Document passage:
★ ★ ★ ★ ★ ★ ★
In June of 2015, I was approached to join the netlogx Wellness Committee and to champion the Wellness Committee efforts in the netlogx Santa Fe office. As the year went on and I was inducted into the Fast Track program, I was somewhat presented with the opportunity to lead the Wellness Committee, which is my inspiration behind this blog post.

We all know that a healthy well-being is important, we’ve been told this time and time again. That’s not the point of this blog post; I’m not going to encourage you to go for a run tonight or to exchange that burger you plan to have for lunch tomorrow for a salad (although that’s not a terrible idea).

But I do want you to rethink the role that a healthy physical well-being plays in a healthy mental or emotional well-being, and how being happy affects your performance in everyday life.
★ ★ ★ ★ ★ ★ ★
Exercise tasks:
a) Please list every named committee, office, or program that the writer of the wellness blog post mentions.
b) Pick up the wellness blog post after its final sentence and keep writing it.

Bounding box prediction data
★ ★ ★ ★ ★ ★ ★
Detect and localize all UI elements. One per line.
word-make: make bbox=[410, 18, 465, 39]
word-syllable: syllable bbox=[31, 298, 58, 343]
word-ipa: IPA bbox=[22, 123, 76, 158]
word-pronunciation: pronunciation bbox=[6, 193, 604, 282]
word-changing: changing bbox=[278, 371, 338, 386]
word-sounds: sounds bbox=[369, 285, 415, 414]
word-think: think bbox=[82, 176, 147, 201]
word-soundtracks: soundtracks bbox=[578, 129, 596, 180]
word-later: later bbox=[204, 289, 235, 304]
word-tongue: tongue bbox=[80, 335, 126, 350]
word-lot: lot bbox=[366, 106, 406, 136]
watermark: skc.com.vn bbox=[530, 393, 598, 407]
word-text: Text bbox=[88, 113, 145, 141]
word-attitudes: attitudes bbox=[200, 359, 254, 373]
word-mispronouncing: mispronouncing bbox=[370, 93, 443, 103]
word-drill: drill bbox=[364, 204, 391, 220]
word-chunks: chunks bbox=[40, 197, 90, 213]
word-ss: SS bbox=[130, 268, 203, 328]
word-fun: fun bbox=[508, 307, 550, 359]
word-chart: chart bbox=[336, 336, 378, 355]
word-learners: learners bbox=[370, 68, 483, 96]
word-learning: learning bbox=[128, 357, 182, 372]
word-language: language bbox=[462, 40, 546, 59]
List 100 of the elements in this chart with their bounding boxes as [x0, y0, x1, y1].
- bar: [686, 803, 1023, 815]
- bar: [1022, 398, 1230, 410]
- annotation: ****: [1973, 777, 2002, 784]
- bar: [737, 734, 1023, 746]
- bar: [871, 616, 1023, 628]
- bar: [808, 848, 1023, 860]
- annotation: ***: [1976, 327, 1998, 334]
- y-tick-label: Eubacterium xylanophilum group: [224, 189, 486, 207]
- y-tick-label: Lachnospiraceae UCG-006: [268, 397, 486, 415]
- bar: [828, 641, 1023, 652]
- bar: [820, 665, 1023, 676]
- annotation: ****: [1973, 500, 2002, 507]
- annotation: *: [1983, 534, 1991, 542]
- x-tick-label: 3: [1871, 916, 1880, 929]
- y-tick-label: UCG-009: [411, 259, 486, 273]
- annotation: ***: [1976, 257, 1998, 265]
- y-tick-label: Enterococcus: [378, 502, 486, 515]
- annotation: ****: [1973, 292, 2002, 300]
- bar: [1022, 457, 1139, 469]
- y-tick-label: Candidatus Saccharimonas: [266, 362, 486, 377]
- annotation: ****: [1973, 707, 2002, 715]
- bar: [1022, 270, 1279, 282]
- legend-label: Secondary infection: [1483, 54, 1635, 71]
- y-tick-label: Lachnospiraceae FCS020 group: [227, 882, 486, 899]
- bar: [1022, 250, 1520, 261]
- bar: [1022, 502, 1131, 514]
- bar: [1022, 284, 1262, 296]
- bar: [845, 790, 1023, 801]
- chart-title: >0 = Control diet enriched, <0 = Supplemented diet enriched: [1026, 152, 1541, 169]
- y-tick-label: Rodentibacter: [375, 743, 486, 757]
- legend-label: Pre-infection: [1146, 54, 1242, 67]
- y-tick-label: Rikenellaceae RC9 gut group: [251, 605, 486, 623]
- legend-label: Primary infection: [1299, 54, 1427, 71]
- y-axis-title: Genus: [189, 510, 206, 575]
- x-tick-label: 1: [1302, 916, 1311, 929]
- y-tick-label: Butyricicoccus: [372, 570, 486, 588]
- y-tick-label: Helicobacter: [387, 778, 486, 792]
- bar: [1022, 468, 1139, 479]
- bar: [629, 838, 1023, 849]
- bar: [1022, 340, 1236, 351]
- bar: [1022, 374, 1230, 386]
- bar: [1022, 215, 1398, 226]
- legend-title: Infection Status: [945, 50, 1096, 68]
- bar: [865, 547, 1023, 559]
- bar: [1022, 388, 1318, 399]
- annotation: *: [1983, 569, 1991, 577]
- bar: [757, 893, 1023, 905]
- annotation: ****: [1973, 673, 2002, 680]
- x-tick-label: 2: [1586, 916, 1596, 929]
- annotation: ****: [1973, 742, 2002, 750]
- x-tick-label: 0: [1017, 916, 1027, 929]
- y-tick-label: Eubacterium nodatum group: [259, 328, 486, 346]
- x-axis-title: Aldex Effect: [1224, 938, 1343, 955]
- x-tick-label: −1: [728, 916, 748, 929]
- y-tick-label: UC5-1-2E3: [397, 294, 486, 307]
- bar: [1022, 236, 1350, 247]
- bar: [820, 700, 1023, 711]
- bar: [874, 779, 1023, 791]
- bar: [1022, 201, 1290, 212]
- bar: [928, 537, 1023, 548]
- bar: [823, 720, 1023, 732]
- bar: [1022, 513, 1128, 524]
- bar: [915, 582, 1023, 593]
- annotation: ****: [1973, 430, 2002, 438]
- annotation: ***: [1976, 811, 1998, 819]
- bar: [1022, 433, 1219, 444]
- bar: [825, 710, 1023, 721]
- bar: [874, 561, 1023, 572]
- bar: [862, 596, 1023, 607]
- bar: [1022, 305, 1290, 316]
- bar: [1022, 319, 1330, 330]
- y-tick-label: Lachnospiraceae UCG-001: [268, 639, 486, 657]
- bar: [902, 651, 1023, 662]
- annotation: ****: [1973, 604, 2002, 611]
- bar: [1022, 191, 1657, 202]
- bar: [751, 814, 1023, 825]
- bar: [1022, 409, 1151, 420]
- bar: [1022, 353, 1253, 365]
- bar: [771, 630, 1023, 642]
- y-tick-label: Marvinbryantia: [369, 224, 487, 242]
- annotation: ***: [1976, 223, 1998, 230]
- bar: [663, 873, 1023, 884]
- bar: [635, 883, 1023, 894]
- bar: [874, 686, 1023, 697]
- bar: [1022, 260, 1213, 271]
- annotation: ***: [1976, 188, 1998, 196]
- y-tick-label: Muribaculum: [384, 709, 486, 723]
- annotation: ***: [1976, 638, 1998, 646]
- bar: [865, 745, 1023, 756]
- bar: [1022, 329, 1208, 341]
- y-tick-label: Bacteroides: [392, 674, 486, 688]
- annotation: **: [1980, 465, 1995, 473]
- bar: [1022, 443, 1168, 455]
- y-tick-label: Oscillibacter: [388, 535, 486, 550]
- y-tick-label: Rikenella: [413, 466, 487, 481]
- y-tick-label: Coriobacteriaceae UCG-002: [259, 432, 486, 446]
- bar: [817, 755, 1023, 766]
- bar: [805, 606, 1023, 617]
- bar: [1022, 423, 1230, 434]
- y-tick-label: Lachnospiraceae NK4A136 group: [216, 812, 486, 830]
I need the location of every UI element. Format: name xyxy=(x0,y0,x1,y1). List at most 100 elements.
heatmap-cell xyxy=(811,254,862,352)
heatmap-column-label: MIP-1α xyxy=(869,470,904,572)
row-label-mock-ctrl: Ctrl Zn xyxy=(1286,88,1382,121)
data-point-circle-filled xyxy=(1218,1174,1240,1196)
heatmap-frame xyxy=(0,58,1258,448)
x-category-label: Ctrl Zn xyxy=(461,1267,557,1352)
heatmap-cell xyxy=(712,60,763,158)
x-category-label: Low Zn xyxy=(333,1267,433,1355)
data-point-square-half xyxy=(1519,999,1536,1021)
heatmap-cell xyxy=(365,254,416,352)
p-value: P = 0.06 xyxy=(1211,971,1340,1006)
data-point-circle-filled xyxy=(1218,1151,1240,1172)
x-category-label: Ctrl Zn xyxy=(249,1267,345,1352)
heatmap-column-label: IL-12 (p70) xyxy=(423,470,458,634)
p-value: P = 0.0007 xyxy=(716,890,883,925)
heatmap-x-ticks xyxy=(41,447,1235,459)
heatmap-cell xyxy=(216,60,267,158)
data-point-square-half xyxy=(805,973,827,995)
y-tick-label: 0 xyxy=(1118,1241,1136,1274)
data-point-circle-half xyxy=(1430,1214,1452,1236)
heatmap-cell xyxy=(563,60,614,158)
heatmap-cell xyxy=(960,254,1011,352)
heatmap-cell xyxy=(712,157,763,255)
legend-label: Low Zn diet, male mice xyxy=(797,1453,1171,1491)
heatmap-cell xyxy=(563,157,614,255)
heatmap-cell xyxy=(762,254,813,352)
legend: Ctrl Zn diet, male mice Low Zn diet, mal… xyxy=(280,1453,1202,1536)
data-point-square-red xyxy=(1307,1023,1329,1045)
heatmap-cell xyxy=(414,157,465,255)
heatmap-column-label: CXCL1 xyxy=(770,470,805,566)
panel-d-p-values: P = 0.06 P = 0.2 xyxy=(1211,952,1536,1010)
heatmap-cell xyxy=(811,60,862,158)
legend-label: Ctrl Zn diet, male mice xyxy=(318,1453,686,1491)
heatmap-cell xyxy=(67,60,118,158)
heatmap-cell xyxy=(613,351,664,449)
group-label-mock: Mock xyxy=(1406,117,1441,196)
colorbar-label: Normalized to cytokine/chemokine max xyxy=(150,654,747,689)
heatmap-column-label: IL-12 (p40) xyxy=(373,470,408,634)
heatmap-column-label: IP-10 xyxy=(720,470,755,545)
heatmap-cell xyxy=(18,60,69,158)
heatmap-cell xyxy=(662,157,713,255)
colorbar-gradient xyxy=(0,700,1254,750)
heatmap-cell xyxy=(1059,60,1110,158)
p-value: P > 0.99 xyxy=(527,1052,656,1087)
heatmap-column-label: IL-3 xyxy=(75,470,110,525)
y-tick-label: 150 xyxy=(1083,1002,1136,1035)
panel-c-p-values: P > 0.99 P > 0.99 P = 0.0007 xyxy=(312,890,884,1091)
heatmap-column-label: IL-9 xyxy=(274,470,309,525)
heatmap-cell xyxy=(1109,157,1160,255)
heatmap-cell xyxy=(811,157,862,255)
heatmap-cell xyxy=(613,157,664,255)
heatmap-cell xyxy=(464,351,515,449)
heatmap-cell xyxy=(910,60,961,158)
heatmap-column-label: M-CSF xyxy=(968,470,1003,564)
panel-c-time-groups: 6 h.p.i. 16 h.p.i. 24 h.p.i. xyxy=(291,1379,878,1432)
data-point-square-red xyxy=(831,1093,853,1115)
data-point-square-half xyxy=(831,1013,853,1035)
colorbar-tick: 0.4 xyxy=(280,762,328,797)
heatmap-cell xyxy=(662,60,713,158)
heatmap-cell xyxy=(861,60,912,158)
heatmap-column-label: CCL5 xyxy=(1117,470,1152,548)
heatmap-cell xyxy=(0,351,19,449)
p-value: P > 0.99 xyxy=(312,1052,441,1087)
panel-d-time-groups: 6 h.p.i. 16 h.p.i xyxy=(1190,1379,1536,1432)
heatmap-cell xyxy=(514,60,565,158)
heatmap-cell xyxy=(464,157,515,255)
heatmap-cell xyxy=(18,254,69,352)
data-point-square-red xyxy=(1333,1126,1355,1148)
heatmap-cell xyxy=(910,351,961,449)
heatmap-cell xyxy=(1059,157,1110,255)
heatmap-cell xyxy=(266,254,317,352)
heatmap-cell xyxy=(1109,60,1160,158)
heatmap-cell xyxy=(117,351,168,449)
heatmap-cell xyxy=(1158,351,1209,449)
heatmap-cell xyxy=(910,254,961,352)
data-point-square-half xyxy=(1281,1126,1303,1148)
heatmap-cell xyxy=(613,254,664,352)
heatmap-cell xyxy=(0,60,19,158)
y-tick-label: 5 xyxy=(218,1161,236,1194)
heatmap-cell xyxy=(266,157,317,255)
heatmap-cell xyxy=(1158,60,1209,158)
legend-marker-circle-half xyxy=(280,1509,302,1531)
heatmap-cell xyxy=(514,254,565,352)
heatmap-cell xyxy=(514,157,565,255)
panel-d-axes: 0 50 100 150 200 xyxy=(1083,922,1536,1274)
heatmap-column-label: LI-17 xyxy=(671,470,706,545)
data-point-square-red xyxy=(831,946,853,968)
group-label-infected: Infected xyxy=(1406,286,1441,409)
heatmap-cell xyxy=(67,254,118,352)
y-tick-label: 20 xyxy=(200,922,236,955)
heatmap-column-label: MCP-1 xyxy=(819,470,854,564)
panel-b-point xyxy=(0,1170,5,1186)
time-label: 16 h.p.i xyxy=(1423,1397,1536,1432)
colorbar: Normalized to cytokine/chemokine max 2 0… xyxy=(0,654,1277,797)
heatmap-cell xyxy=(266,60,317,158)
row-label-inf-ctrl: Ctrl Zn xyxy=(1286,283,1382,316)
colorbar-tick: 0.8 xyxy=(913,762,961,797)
★ ★ ★ ★ ★ ★ ★
Responses by task:
a)
- netlogx Wellness Committee
- netlogx Santa Fe office
- Fast Track program

b)
Start with this TED talk by Shawn Achor:

If you forgot your headphones and can’t watch the video right now, here’s a quick recap:

Mr. Achor explains that many of us base our happiness on our level of success. The issue with this is that in order to be happy, we have to continue meeting more and more demanding goals. Suddenly it isn’t enough to meet a sales goal, now it’s about doubling it.

He introduces something called “the happiness advantage”. He goes on to explain that the happiness advantage is the positive boost (pun intended) that the brain experiences in productivity, creativity, and intelligence when it’s happy.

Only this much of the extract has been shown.